- [REQUIRED TASK]: The records below hold pictures; please leave those out and retype the rest exactly.
———
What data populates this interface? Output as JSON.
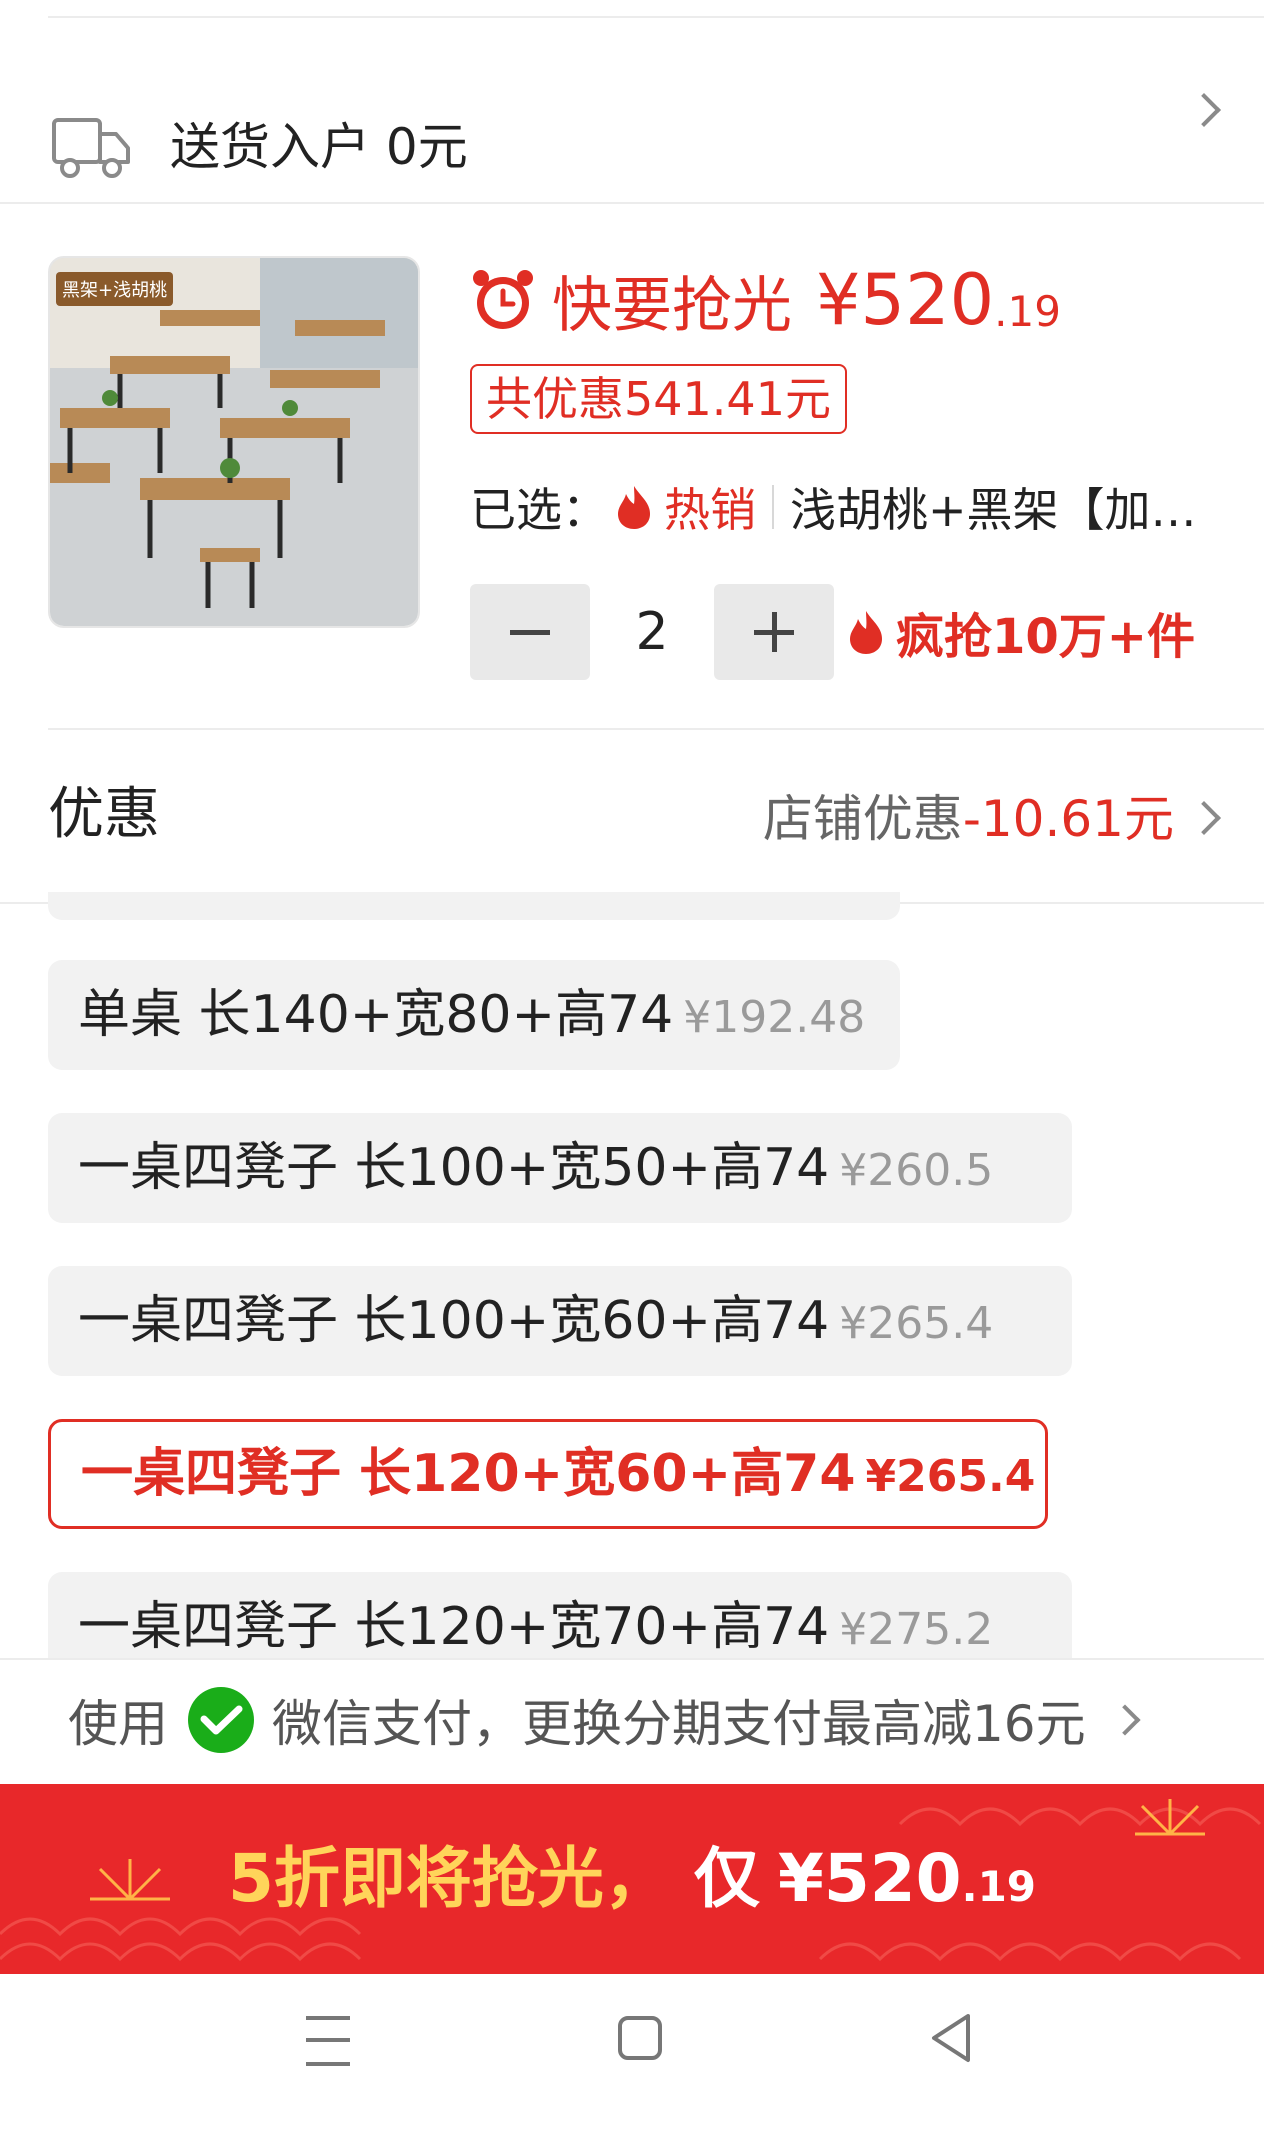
{
  "delivery": {
    "icon": "truck-icon",
    "text": "送货入户 0元"
  },
  "product": {
    "image_tag": "黑架+浅胡桃",
    "urgency_label": "快要抢光",
    "price_main": "¥520",
    "price_decimal": ".19",
    "total_discount": "共优惠541.41元",
    "selected_prefix": "已选：",
    "hot_label": "热销",
    "selected_value": "浅胡桃+黑架【加…",
    "quantity": "2",
    "sales_badge": "疯抢10万+件"
  },
  "discount": {
    "title": "优惠",
    "shop_label": "店铺优惠",
    "amount": "-10.61元"
  },
  "options": [
    {
      "label": "单桌 长140+宽80+高74",
      "price": "¥192.48",
      "selected": false
    },
    {
      "label": "一桌四凳子 长100+宽50+高74",
      "price": "¥260.5",
      "selected": false
    },
    {
      "label": "一桌四凳子 长100+宽60+高74",
      "price": "¥265.4",
      "selected": false
    },
    {
      "label": "一桌四凳子 长120+宽60+高74",
      "price": "¥265.4",
      "selected": true
    },
    {
      "label": "一桌四凳子 长120+宽70+高74",
      "price": "¥275.2",
      "selected": false
    }
  ],
  "payment": {
    "prefix": "使用",
    "method": "微信支付，更换分期支付最高减16元"
  },
  "banner": {
    "text": "5折即将抢光，",
    "only": "仅",
    "price_main": "¥520",
    "price_decimal": ".19"
  },
  "colors": {
    "accent": "#e02e24",
    "banner_bg": "#e8282a",
    "banner_highlight": "#ffd45a",
    "wechat_green": "#1aad19"
  }
}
———
- [EXERCISE RESULT]:
What data populates this interface? Output as JSON.
{
  "delivery": {
    "icon": "truck-icon",
    "text": "送货入户 0元"
  },
  "product": {
    "image_tag": "黑架+浅胡桃",
    "urgency_label": "快要抢光",
    "price_main": "¥520",
    "price_decimal": ".19",
    "total_discount": "共优惠541.41元",
    "selected_prefix": "已选：",
    "hot_label": "热销",
    "selected_value": "浅胡桃+黑架【加…",
    "quantity": "2",
    "sales_badge": "疯抢10万+件"
  },
  "discount": {
    "title": "优惠",
    "shop_label": "店铺优惠",
    "amount": "-10.61元"
  },
  "options": [
    {
      "label": "单桌 长140+宽80+高74",
      "price": "¥192.48",
      "selected": false
    },
    {
      "label": "一桌四凳子 长100+宽50+高74",
      "price": "¥260.5",
      "selected": false
    },
    {
      "label": "一桌四凳子 长100+宽60+高74",
      "price": "¥265.4",
      "selected": false
    },
    {
      "label": "一桌四凳子 长120+宽60+高74",
      "price": "¥265.4",
      "selected": true
    },
    {
      "label": "一桌四凳子 长120+宽70+高74",
      "price": "¥275.2",
      "selected": false
    }
  ],
  "payment": {
    "prefix": "使用",
    "method": "微信支付，更换分期支付最高减16元"
  },
  "banner": {
    "text": "5折即将抢光，",
    "only": "仅",
    "price_main": "¥520",
    "price_decimal": ".19"
  },
  "colors": {
    "accent": "#e02e24",
    "banner_bg": "#e8282a",
    "banner_highlight": "#ffd45a",
    "wechat_green": "#1aad19"
  }
}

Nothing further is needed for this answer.